— BEGIN DATA EXCERPTS —
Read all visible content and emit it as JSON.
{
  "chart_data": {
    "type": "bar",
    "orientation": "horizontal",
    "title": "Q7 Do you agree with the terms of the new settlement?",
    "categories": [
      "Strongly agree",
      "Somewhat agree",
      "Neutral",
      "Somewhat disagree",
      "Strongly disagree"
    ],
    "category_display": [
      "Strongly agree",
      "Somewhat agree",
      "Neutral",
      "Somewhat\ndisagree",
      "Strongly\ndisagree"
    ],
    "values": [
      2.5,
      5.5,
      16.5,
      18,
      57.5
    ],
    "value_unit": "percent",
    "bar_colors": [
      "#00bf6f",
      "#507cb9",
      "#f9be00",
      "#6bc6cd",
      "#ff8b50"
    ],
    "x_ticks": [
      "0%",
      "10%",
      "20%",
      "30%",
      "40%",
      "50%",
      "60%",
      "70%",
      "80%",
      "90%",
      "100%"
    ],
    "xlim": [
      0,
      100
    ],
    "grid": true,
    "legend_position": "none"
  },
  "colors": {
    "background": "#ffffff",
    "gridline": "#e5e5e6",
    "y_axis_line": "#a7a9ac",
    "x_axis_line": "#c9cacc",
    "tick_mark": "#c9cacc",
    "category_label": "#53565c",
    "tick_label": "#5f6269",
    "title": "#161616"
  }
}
— END DATA EXCERPTS —
PROBLEM STATEMENT: Exactly reproduce every line of the data above.

TASK SOLUTION:
Read all visible content and emit it as JSON.
{
  "chart_data": {
    "type": "bar",
    "orientation": "horizontal",
    "title": "Q7 Do you agree with the terms of the new settlement?",
    "categories": [
      "Strongly agree",
      "Somewhat agree",
      "Neutral",
      "Somewhat disagree",
      "Strongly disagree"
    ],
    "category_display": [
      "Strongly agree",
      "Somewhat agree",
      "Neutral",
      "Somewhat\ndisagree",
      "Strongly\ndisagree"
    ],
    "values": [
      2.5,
      5.5,
      16.5,
      18,
      57.5
    ],
    "value_unit": "percent",
    "bar_colors": [
      "#00bf6f",
      "#507cb9",
      "#f9be00",
      "#6bc6cd",
      "#ff8b50"
    ],
    "x_ticks": [
      "0%",
      "10%",
      "20%",
      "30%",
      "40%",
      "50%",
      "60%",
      "70%",
      "80%",
      "90%",
      "100%"
    ],
    "xlim": [
      0,
      100
    ],
    "grid": true,
    "legend_position": "none"
  },
  "colors": {
    "background": "#ffffff",
    "gridline": "#e5e5e6",
    "y_axis_line": "#a7a9ac",
    "x_axis_line": "#c9cacc",
    "tick_mark": "#c9cacc",
    "category_label": "#53565c",
    "tick_label": "#5f6269",
    "title": "#161616"
  }
}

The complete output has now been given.